• Requirement
Go through the entries below and print each one exactly, leaving out pictures.

• Available data
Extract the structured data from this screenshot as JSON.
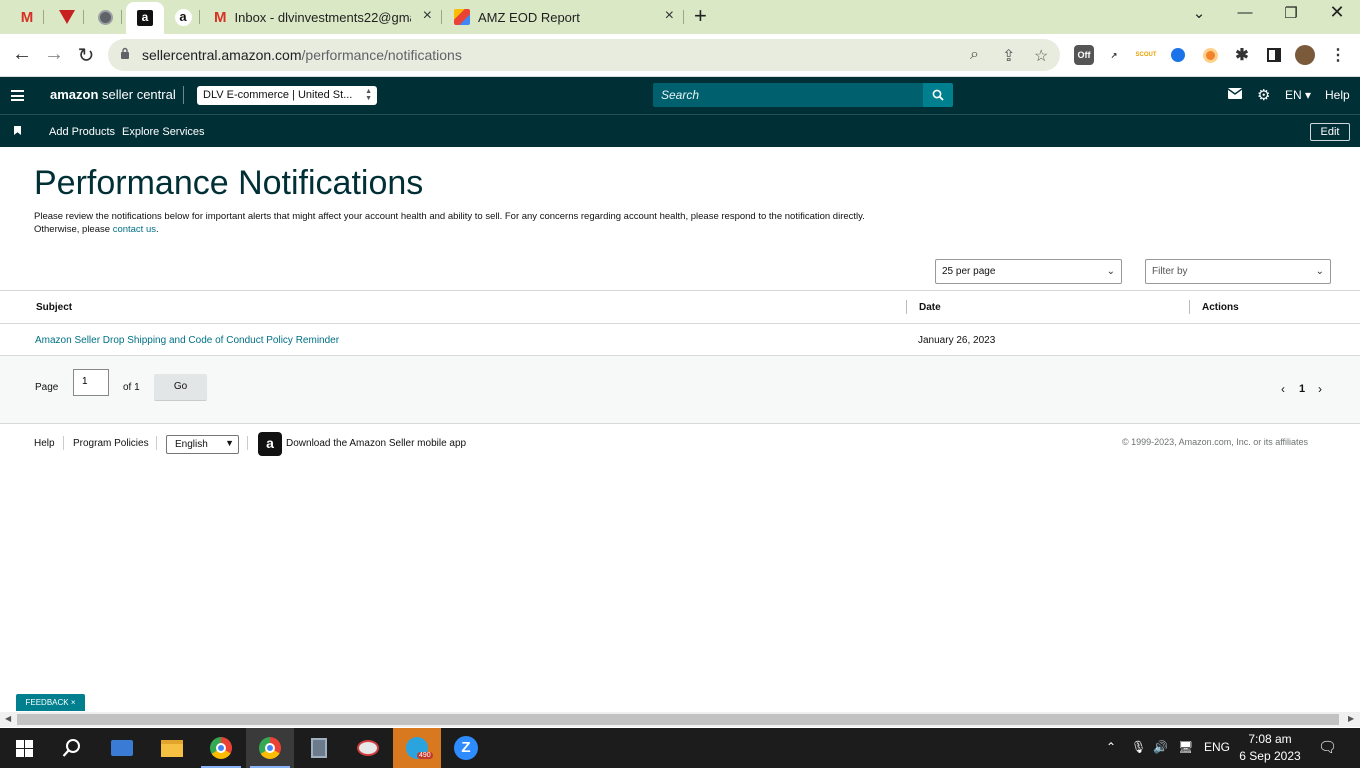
{
  "browser": {
    "tabs": [
      {
        "title": "Inbox - dlvinvestments22@gmail",
        "icon": "gmail-icon"
      },
      {
        "title": "AMZ EOD Report",
        "icon": "sheets-icon"
      }
    ],
    "url_host": "sellercentral.amazon.com",
    "url_path": "/performance/notifications",
    "extensions": {
      "off_badge": "Off",
      "scout_label": "SCOUT"
    }
  },
  "header": {
    "logo_bold": "amazon",
    "logo_rest": " seller central",
    "account_selector": "DLV E-commerce | United St...",
    "search_placeholder": "Search",
    "lang": "EN ▾",
    "help": "Help"
  },
  "subnav": {
    "items": [
      "Add Products",
      "Explore Services"
    ],
    "edit": "Edit"
  },
  "page": {
    "title": "Performance Notifications",
    "desc_line1": "Please review the notifications below for important alerts that might affect your account health and ability to sell. For any concerns regarding account health, please respond to the notification directly.",
    "desc_line2_prefix": "Otherwise, please ",
    "desc_link": "contact us",
    "desc_suffix": ".",
    "per_page": "25 per page",
    "filter": "Filter by"
  },
  "table": {
    "columns": [
      "Subject",
      "Date",
      "Actions"
    ],
    "rows": [
      {
        "subject": "Amazon Seller Drop Shipping and Code of Conduct Policy Reminder",
        "date": "January 26, 2023",
        "actions": ""
      }
    ]
  },
  "pager": {
    "page_label": "Page",
    "page_value": "1",
    "of_label": "of 1",
    "go": "Go",
    "prev": "‹",
    "current": "1",
    "next": "›"
  },
  "footer": {
    "help": "Help",
    "program_policies": "Program Policies",
    "language": "English",
    "app_text": "Download the Amazon Seller mobile app",
    "copyright": "© 1999-2023, Amazon.com, Inc. or its affiliates"
  },
  "feedback": "FEEDBACK ×",
  "taskbar": {
    "telegram_badge": "490",
    "lang": "ENG",
    "time": "7:08 am",
    "date": "6 Sep 2023"
  },
  "colors": {
    "header_bg": "#002f36",
    "accent": "#00808f",
    "link": "#007185",
    "tabstrip": "#dbe8c6"
  }
}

• Response to this task
Extract the structured data from this screenshot as JSON.
{
  "browser": {
    "tabs": [
      {
        "title": "Inbox - dlvinvestments22@gmail",
        "icon": "gmail-icon"
      },
      {
        "title": "AMZ EOD Report",
        "icon": "sheets-icon"
      }
    ],
    "url_host": "sellercentral.amazon.com",
    "url_path": "/performance/notifications",
    "extensions": {
      "off_badge": "Off",
      "scout_label": "SCOUT"
    }
  },
  "header": {
    "logo_bold": "amazon",
    "logo_rest": " seller central",
    "account_selector": "DLV E-commerce | United St...",
    "search_placeholder": "Search",
    "lang": "EN ▾",
    "help": "Help"
  },
  "subnav": {
    "items": [
      "Add Products",
      "Explore Services"
    ],
    "edit": "Edit"
  },
  "page": {
    "title": "Performance Notifications",
    "desc_line1": "Please review the notifications below for important alerts that might affect your account health and ability to sell. For any concerns regarding account health, please respond to the notification directly.",
    "desc_line2_prefix": "Otherwise, please ",
    "desc_link": "contact us",
    "desc_suffix": ".",
    "per_page": "25 per page",
    "filter": "Filter by"
  },
  "table": {
    "columns": [
      "Subject",
      "Date",
      "Actions"
    ],
    "rows": [
      {
        "subject": "Amazon Seller Drop Shipping and Code of Conduct Policy Reminder",
        "date": "January 26, 2023",
        "actions": ""
      }
    ]
  },
  "pager": {
    "page_label": "Page",
    "page_value": "1",
    "of_label": "of 1",
    "go": "Go",
    "prev": "‹",
    "current": "1",
    "next": "›"
  },
  "footer": {
    "help": "Help",
    "program_policies": "Program Policies",
    "language": "English",
    "app_text": "Download the Amazon Seller mobile app",
    "copyright": "© 1999-2023, Amazon.com, Inc. or its affiliates"
  },
  "feedback": "FEEDBACK ×",
  "taskbar": {
    "telegram_badge": "490",
    "lang": "ENG",
    "time": "7:08 am",
    "date": "6 Sep 2023"
  },
  "colors": {
    "header_bg": "#002f36",
    "accent": "#00808f",
    "link": "#007185",
    "tabstrip": "#dbe8c6"
  }
}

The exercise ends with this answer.